→ WHAT IS ASKED
Read the material below and count the lines holding the string "detached". Give that count with nothing added.

→ Chart and figure data
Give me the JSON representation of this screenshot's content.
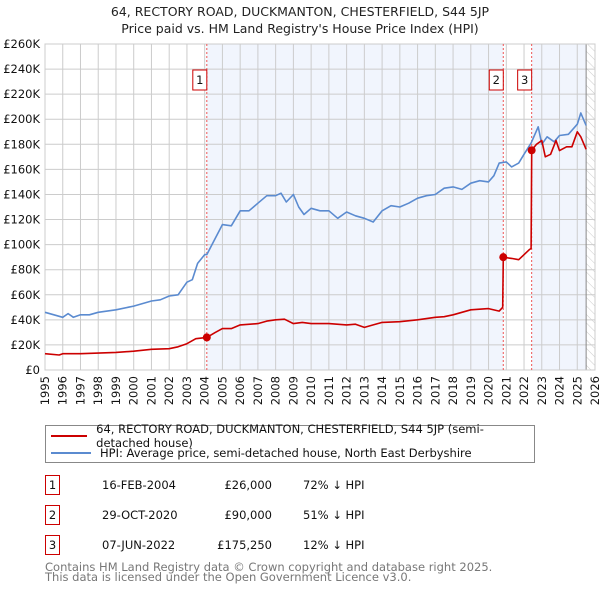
{
  "chart_data": {
    "type": "line",
    "title": "64, RECTORY ROAD, DUCKMANTON, CHESTERFIELD, S44 5JP",
    "subtitle": "Price paid vs. HM Land Registry's House Price Index (HPI)",
    "xlim": [
      1995,
      2026
    ],
    "ylim": [
      0,
      260000
    ],
    "y_ticks": [
      0,
      20000,
      40000,
      60000,
      80000,
      100000,
      120000,
      140000,
      160000,
      180000,
      200000,
      220000,
      240000,
      260000
    ],
    "y_tick_labels": [
      "£0",
      "£20K",
      "£40K",
      "£60K",
      "£80K",
      "£100K",
      "£120K",
      "£140K",
      "£160K",
      "£180K",
      "£200K",
      "£220K",
      "£240K",
      "£260K"
    ],
    "x_ticks": [
      1995,
      1996,
      1997,
      1998,
      1999,
      2000,
      2001,
      2002,
      2003,
      2004,
      2005,
      2006,
      2007,
      2008,
      2009,
      2010,
      2011,
      2012,
      2013,
      2014,
      2015,
      2016,
      2017,
      2018,
      2019,
      2020,
      2021,
      2022,
      2023,
      2024,
      2025,
      2026
    ],
    "grid": true,
    "data_end": 2025.5,
    "series": [
      {
        "name": "64, RECTORY ROAD, DUCKMANTON, CHESTERFIELD, S44 5JP (semi-detached house)",
        "color": "#cc0000",
        "x": [
          1995,
          1995.8,
          1996,
          1997,
          1998,
          1999,
          2000,
          2001,
          2002,
          2002.5,
          2003,
          2003.5,
          2004.12,
          2004.6,
          2005,
          2005.5,
          2006,
          2007,
          2007.5,
          2008,
          2008.5,
          2009,
          2009.5,
          2010,
          2011,
          2012,
          2012.5,
          2013,
          2013.5,
          2014,
          2015,
          2016,
          2017,
          2017.5,
          2018,
          2019,
          2020,
          2020.6,
          2020.8,
          2020.83,
          2021.3,
          2021.7,
          2022.3,
          2022.4,
          2022.43,
          2022.7,
          2023,
          2023.2,
          2023.5,
          2023.8,
          2024,
          2024.4,
          2024.7,
          2025,
          2025.2,
          2025.5
        ],
        "y": [
          13000,
          12000,
          13000,
          13000,
          13500,
          14000,
          15000,
          16500,
          17000,
          18500,
          21000,
          25000,
          26000,
          30000,
          33000,
          33000,
          36000,
          37000,
          39000,
          40000,
          40500,
          37000,
          38000,
          37000,
          37000,
          36000,
          36500,
          34000,
          36000,
          38000,
          38500,
          40000,
          42000,
          42500,
          44000,
          48000,
          49000,
          47000,
          50000,
          90000,
          89000,
          88000,
          96000,
          97000,
          175250,
          180000,
          183000,
          170000,
          172000,
          183000,
          175000,
          178000,
          178000,
          190000,
          186000,
          176000
        ]
      },
      {
        "name": "HPI: Average price, semi-detached house, North East Derbyshire",
        "color": "#5b8bd0",
        "x": [
          1995,
          1995.5,
          1996,
          1996.3,
          1996.6,
          1997,
          1997.5,
          1998,
          1999,
          2000,
          2001,
          2001.5,
          2002,
          2002.5,
          2003,
          2003.3,
          2003.6,
          2004,
          2004.12,
          2004.6,
          2005,
          2005.5,
          2006,
          2006.5,
          2007,
          2007.5,
          2008,
          2008.3,
          2008.6,
          2009,
          2009.3,
          2009.6,
          2010,
          2010.5,
          2011,
          2011.5,
          2012,
          2012.5,
          2013,
          2013.5,
          2014,
          2014.5,
          2015,
          2015.5,
          2016,
          2016.5,
          2017,
          2017.5,
          2018,
          2018.5,
          2019,
          2019.5,
          2020,
          2020.3,
          2020.6,
          2021,
          2021.3,
          2021.7,
          2022,
          2022.4,
          2022.8,
          2023,
          2023.3,
          2023.7,
          2024,
          2024.5,
          2025,
          2025.2,
          2025.5
        ],
        "y": [
          46000,
          44000,
          42000,
          45000,
          42000,
          44000,
          44000,
          46000,
          48000,
          51000,
          55000,
          56000,
          59000,
          60000,
          70000,
          72000,
          85000,
          92000,
          92000,
          105000,
          116000,
          115000,
          127000,
          127000,
          133000,
          139000,
          139000,
          141000,
          134000,
          140000,
          130000,
          124000,
          129000,
          127000,
          127000,
          121000,
          126000,
          123000,
          121000,
          118000,
          127000,
          131000,
          130000,
          133000,
          137000,
          139000,
          140000,
          145000,
          146000,
          144000,
          149000,
          151000,
          150000,
          155000,
          165000,
          166000,
          162000,
          165000,
          172000,
          181000,
          194000,
          180000,
          186000,
          182000,
          187000,
          188000,
          196000,
          205000,
          195000
        ]
      }
    ],
    "sales": [
      {
        "label": "1",
        "x": 2004.12,
        "y": 26000
      },
      {
        "label": "2",
        "x": 2020.83,
        "y": 90000
      },
      {
        "label": "3",
        "x": 2022.43,
        "y": 175250
      }
    ]
  },
  "header": {
    "title": "64, RECTORY ROAD, DUCKMANTON, CHESTERFIELD, S44 5JP",
    "subtitle": "Price paid vs. HM Land Registry's House Price Index (HPI)"
  },
  "legend": {
    "property": "64, RECTORY ROAD, DUCKMANTON, CHESTERFIELD, S44 5JP (semi-detached house)",
    "hpi": "HPI: Average price, semi-detached house, North East Derbyshire"
  },
  "transactions": [
    {
      "num": "1",
      "date": "16-FEB-2004",
      "price": "£26,000",
      "pct": "72% ↓ HPI"
    },
    {
      "num": "2",
      "date": "29-OCT-2020",
      "price": "£90,000",
      "pct": "51% ↓ HPI"
    },
    {
      "num": "3",
      "date": "07-JUN-2022",
      "price": "£175,250",
      "pct": "12% ↓ HPI"
    }
  ],
  "footer": {
    "line1": "Contains HM Land Registry data © Crown copyright and database right 2025.",
    "line2": "This data is licensed under the Open Government Licence v3.0."
  }
}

→ ANSWER IN FULL
4